# TAREAS DEL EJERCICIO
1) Por favor, reproduce sin cambios el pasaje del extracto sobre el trabajo femenino que arranca en las palabras "A menudo los" y concluye tras "desacuerdos y debates.".
2) Según el extracto sobre el trabajo femenino, ¿con qué frase solían terminar los anuncios de empleo de los periódicos en las ciudades norteamericanas durante los años cincuenta y sesenta?

# EXTRACTO DE PÁGINA
++++++++

Con excepción de los feministas (de uno u otro sexo) que exigían que las mujeres tuvieran acceso a todos los empleos y se les pagaran salarios iguales a los de los varones, la mayoría de los sindicatos a finales del siglo XIX, en Inglaterra, Francia y Estados Unidos, pedían a los empleadores que pusieran en práctica el ideal del “salario familiar”, el salario suficiente para mantener mujer e hijos en el hogar. La exigencia del “salario familiar” aceptaba como inevitable la mayor productividad e independencia de los varones, así como la menor productividad y la necesaria dependencia de las mujeres respecto de aquéllos. La asociación entre mujeres y mano de obra barata era más firme aún a finales del SXIX.

La solicitud de un salario familiar fue cada vez más decisiva en las políticas sindicales durante el SXIX. Aun cuando nunca llegó a ponerse íntegramente en práctica y las mujeres casadas siguieron buscando empleo, la esposa que no trabajaba se convirtió en el ideal de respetabilidad de la clase obrera. De las hijas se esperaba que trabajaran y contribuyeran a los gastos de la casa, pero sólo hasta que contrajeran matrimonio.
Las discusiones acerca de la inadecuación del empleo pagado para mujeres casadas se realizaban en el marco de generalizaciones acerca de la fisiología y la psicología femeninas y fusionaba en una unidad indistinta a mujeres casadas y mujeres en general.

c) La clasificación sexual de los empleos: las prácticas de los empleadores

Era frecuente que las características de los empleos de los trabajadores se describieran en términos de sexo (lo mismo que de raza y de etnia). En las ciudades norteamericanas, durante los años cincuenta y sesenta, los anuncios de empleo en los periódicos solían terminar con un “no presentarse irlandeses”. Las manufacturas textiles británicas reclutaban “muchachas fuertes y saludables” o “familias formadas por niñas” para el trabajo en el taller. En el sur de Estados Unidos especificaban que estas niñas y sus familias debían ser blancas (contrariamente, la industria tabacalera del sur empleaba casi exclusivamente trabajadores negros). Ciertos propietarios de fábricas escoceses se negaban a emplear mujeres casadas, otros realizaban distinciones más minuciosas, como por ejemplo, aquel administrador de una fábrica de papel de Cowan (en Penicnik), que en 1865 explicaba así su política: “con el propósito de evitar que los niños queden descuidados en sus casas, no empleamos madres de niños pequeños, a menos que se
trate de viudas o mujeres abandonadas por sus maridos, o cuyos maridos sean incapaces de ganarse la vida”.

A menudo los empleadores describen sus empleos como si éstos poseyeran en sí mismos ciertas cualidades propias de uno u otro sexo. Las tareas que requieren delicadeza, dedos ágiles, paciencia y aguante, se distinguían como femeninas, mientras que el vigor muscular, la velocidad y la habilidad eran signos de masculinidad, aunque ninguna de estas descripciones se utilizara de modo coherente en todo el variado espectro de empleos que ofrecían y, de hecho, fueran objeto de intensos desacuerdos y debates.

++++++++

# DATOS
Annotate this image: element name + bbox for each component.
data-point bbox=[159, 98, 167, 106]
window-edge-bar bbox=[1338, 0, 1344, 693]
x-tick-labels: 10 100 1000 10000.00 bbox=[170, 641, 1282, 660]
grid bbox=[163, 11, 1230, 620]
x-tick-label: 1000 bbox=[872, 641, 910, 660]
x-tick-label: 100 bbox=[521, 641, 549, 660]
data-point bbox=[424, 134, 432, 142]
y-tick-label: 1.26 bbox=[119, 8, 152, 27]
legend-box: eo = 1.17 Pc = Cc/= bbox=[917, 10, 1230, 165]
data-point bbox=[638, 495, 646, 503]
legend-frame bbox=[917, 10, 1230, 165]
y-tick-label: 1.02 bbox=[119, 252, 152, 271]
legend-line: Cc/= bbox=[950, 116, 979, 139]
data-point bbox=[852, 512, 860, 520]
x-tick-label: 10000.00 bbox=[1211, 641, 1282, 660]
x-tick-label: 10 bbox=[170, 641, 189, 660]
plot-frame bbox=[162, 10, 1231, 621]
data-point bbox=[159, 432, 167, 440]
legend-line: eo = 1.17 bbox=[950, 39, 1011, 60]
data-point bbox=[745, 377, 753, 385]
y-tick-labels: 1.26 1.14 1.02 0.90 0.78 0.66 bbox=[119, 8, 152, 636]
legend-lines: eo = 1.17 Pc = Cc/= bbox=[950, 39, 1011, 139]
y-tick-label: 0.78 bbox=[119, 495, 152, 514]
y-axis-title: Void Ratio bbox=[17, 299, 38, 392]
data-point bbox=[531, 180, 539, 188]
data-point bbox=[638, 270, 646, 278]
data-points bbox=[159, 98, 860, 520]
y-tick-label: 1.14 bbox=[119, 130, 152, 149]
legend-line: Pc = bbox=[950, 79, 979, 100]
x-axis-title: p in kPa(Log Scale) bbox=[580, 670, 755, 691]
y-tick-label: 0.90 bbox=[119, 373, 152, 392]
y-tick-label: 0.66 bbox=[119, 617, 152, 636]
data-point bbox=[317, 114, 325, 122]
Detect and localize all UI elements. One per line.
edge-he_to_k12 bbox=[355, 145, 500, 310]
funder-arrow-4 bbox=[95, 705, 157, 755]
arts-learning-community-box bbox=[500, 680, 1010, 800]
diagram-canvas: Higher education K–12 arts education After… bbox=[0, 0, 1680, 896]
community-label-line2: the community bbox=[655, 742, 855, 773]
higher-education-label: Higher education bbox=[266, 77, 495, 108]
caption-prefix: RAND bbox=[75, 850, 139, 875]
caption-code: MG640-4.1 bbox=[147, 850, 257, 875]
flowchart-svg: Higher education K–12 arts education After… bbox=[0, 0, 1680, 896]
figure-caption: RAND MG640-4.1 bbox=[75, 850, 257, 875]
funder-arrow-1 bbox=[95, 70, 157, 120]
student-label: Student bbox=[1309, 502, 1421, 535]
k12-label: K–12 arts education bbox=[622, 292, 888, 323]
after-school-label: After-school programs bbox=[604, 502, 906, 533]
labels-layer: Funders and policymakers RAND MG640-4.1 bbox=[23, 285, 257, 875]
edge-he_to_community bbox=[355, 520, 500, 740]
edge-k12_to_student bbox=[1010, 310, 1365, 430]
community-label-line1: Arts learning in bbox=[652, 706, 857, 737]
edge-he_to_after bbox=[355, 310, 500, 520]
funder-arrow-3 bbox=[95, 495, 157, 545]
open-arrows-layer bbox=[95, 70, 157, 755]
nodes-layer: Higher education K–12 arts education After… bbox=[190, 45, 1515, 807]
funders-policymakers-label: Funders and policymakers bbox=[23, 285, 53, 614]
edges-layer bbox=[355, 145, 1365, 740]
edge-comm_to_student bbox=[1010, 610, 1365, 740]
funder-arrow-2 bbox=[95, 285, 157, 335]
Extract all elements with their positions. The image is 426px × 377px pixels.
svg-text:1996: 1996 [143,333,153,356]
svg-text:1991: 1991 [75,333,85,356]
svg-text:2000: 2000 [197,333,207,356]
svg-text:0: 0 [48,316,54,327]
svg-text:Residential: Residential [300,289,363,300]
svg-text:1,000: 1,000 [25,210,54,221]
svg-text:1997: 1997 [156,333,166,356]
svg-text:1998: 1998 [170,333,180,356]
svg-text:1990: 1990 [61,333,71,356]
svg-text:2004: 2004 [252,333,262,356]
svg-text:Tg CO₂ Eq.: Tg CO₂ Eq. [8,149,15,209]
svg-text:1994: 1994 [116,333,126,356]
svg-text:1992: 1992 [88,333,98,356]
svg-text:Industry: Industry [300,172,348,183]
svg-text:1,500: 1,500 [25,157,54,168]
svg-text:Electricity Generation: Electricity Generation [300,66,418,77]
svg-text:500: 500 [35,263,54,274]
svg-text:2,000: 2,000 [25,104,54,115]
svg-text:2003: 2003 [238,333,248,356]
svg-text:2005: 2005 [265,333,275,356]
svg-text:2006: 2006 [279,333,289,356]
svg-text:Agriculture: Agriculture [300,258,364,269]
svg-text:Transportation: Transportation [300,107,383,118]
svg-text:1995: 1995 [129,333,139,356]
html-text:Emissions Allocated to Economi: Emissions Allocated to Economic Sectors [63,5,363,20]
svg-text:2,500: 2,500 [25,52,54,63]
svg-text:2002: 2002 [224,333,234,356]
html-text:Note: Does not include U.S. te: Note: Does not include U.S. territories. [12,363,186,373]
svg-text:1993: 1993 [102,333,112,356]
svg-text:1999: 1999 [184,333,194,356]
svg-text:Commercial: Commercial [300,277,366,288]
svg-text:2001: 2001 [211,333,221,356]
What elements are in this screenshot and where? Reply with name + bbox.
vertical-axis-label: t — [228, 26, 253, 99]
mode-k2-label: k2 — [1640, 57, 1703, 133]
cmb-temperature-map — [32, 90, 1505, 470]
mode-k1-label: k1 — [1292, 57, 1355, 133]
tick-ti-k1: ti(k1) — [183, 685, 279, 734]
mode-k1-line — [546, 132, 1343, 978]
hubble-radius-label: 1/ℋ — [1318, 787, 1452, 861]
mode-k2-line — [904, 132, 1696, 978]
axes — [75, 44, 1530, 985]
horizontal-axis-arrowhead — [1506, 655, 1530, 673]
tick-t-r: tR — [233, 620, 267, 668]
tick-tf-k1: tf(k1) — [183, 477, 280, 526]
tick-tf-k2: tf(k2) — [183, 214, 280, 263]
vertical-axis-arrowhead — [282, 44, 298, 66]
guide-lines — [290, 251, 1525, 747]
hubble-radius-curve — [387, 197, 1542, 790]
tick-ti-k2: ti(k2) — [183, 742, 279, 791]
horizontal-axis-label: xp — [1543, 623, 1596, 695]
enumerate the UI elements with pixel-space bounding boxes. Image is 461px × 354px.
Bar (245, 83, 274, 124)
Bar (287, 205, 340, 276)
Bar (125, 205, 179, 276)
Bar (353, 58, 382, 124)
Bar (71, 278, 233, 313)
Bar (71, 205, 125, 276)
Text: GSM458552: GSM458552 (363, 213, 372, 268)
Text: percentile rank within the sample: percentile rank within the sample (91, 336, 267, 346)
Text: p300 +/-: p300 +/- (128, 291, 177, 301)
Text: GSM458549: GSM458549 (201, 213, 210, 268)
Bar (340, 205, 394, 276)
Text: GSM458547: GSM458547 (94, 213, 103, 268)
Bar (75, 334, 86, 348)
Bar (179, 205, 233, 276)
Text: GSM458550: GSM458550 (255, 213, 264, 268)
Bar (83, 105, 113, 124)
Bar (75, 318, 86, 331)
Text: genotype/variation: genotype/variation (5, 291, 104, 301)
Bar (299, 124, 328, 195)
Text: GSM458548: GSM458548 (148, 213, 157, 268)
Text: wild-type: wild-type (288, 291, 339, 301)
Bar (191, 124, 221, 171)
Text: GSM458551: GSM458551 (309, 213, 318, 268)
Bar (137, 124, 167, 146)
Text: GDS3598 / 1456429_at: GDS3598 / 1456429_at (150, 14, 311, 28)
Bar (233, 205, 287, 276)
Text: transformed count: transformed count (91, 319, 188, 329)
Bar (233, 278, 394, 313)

++++++++

# SOLUCIONES POR TAREA
1)
A menudo los empleadores describen sus empleos como si éstos poseyeran en sí mismos ciertas cualidades propias de uno u otro sexo. Las tareas que requieren delicadeza, dedos ágiles, paciencia y aguante, se distinguían como femeninas, mientras que el vigor muscular, la velocidad y la habilidad eran signos de masculinidad, aunque ninguna de estas descripciones se utilizara de modo coherente en todo el variado espectro de empleos que ofrecían y, de hecho, fueran objeto de intensos desacuerdos y debates.

2) Con "no presentarse irlandeses".